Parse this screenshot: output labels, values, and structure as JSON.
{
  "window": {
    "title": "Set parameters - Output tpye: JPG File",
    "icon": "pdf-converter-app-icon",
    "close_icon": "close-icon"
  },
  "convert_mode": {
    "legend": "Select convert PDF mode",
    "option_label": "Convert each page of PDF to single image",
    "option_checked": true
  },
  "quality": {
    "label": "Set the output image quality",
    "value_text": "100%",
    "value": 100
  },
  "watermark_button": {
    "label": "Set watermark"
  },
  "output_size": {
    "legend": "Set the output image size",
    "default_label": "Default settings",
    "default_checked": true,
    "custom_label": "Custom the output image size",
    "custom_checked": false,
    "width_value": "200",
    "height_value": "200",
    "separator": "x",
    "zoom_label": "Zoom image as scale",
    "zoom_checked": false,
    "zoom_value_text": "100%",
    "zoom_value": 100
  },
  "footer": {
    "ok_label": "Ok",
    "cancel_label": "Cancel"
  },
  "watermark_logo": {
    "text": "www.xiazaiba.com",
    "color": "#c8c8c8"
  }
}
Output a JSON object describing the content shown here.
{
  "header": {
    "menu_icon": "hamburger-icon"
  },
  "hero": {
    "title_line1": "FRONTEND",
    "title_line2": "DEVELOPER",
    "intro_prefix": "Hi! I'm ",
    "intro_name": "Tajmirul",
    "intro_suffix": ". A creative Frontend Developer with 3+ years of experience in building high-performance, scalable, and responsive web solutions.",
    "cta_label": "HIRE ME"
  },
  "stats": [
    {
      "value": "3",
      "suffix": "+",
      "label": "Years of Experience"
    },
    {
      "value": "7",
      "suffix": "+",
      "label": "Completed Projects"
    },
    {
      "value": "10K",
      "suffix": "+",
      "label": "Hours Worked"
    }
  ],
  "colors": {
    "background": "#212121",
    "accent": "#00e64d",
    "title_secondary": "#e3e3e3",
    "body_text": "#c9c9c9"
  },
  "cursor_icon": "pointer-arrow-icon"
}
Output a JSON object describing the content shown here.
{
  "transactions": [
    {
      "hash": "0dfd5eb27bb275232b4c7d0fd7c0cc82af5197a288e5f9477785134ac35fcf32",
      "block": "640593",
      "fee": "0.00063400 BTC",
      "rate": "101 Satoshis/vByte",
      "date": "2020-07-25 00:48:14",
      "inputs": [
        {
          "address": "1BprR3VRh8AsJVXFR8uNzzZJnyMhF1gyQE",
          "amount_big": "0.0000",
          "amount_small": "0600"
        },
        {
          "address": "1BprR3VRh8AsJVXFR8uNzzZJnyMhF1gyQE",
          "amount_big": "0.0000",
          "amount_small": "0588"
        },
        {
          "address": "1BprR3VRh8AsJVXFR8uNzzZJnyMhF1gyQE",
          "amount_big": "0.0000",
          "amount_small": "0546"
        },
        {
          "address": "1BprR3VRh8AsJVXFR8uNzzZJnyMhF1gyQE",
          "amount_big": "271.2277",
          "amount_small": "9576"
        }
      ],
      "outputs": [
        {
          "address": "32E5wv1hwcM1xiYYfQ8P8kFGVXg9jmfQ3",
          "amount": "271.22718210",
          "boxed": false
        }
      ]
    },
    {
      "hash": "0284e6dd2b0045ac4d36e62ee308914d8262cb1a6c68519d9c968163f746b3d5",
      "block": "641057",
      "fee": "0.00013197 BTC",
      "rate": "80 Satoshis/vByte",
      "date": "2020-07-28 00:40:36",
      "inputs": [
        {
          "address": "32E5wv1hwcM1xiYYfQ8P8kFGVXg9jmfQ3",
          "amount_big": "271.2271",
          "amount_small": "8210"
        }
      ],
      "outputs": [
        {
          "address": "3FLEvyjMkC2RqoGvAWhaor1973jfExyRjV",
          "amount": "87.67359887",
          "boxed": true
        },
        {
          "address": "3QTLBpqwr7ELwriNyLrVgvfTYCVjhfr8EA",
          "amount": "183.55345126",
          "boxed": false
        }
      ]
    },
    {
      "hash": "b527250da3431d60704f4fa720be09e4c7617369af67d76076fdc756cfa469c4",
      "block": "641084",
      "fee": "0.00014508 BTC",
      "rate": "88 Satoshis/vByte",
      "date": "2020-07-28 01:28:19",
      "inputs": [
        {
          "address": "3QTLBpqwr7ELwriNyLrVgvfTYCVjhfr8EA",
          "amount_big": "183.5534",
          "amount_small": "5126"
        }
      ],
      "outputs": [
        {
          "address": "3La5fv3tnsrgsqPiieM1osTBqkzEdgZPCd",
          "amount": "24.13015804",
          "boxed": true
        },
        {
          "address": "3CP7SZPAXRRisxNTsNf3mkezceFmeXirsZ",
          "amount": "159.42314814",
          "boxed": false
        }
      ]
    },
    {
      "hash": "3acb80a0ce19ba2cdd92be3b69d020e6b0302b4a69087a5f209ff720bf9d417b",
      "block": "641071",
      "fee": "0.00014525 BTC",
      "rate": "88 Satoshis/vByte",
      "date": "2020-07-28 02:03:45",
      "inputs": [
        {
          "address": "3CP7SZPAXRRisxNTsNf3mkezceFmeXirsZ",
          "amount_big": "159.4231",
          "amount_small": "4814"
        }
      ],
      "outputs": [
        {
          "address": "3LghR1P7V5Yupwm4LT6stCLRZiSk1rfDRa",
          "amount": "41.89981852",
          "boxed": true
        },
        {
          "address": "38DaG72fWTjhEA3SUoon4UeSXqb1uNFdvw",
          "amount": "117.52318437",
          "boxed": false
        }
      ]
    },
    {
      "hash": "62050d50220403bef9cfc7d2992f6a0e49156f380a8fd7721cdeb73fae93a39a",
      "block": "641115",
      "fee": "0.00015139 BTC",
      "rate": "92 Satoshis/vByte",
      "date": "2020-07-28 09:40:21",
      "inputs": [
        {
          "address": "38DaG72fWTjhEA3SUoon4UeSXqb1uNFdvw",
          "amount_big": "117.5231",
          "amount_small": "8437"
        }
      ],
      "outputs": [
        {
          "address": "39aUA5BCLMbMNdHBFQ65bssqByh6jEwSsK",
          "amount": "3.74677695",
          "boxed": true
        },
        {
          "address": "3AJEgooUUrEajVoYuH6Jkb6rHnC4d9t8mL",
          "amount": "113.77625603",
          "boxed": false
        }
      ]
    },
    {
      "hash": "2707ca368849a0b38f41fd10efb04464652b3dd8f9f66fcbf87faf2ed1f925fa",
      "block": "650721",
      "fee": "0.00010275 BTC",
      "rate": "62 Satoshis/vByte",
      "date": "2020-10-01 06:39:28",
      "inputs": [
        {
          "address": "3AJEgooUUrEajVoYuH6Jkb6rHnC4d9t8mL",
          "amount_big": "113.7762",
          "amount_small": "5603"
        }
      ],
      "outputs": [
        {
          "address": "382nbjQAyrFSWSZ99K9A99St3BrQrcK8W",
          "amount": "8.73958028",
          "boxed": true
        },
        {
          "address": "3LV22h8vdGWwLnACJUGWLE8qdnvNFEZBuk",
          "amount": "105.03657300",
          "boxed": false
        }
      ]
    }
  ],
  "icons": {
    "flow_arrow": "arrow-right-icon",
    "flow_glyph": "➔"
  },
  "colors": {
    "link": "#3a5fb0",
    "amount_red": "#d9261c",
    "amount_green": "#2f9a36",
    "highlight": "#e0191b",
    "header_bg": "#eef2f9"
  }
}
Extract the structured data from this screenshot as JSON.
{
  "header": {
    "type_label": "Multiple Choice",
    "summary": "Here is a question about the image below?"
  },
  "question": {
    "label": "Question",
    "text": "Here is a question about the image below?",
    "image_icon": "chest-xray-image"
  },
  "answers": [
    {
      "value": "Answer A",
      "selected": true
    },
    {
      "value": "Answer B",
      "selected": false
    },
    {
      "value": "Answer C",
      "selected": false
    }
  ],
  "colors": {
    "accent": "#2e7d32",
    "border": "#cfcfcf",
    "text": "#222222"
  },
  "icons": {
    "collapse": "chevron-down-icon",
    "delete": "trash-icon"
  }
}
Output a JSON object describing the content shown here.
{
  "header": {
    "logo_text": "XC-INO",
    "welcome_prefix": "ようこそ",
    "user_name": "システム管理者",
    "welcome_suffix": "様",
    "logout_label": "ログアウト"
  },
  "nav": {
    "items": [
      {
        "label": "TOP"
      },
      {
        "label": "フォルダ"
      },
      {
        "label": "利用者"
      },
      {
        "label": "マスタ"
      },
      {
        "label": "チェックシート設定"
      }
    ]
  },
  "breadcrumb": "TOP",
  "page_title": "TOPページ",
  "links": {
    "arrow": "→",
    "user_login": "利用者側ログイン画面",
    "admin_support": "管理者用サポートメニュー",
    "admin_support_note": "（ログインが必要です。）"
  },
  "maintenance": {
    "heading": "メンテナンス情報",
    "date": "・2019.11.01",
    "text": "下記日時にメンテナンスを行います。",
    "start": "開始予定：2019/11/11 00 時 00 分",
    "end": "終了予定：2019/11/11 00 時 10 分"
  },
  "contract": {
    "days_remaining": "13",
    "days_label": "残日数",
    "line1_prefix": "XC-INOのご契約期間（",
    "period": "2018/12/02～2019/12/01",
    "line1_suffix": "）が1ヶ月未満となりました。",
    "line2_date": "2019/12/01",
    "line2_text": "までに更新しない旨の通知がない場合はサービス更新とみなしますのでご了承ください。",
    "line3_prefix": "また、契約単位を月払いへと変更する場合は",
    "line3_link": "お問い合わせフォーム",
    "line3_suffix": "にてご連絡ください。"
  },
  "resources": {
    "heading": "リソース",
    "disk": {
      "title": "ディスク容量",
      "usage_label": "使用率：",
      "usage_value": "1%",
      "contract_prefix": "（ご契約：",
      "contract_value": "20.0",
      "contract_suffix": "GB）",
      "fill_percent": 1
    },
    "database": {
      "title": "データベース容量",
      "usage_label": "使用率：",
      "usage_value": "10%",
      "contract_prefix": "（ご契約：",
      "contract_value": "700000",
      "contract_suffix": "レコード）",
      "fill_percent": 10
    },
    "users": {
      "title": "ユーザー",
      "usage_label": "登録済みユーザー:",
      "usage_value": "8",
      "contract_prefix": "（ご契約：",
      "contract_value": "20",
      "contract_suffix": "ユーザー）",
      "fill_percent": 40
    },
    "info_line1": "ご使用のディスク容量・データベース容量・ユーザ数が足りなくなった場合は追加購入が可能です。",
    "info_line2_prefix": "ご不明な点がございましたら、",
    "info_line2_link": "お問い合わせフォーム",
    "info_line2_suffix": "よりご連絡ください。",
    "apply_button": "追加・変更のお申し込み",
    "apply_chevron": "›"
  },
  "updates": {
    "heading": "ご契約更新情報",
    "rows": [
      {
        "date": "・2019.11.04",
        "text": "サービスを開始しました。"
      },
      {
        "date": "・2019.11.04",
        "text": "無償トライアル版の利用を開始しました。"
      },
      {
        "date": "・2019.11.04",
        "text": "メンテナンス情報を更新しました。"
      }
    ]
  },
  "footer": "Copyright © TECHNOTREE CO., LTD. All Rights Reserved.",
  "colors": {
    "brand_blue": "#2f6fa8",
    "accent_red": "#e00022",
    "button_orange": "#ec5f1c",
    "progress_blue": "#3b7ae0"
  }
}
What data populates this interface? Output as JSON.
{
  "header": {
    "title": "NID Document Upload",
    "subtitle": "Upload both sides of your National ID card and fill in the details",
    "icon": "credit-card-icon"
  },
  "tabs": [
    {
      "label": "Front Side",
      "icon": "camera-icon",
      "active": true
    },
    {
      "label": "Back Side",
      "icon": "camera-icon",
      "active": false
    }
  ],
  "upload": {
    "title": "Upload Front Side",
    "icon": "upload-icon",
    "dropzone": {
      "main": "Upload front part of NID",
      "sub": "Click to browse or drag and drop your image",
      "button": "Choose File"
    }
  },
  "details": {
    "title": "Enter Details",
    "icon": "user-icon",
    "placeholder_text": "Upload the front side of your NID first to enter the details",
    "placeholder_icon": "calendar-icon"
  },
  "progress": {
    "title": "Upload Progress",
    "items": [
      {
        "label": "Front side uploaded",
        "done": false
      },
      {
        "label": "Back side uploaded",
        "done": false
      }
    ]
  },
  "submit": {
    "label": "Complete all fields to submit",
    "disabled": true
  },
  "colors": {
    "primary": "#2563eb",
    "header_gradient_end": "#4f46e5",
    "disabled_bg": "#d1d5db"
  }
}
---------------
Write out every line of the data that holds the word "uploaded".

* [Exercise result]:
        "label": "Front side uploaded",
        "label": "Back side uploaded",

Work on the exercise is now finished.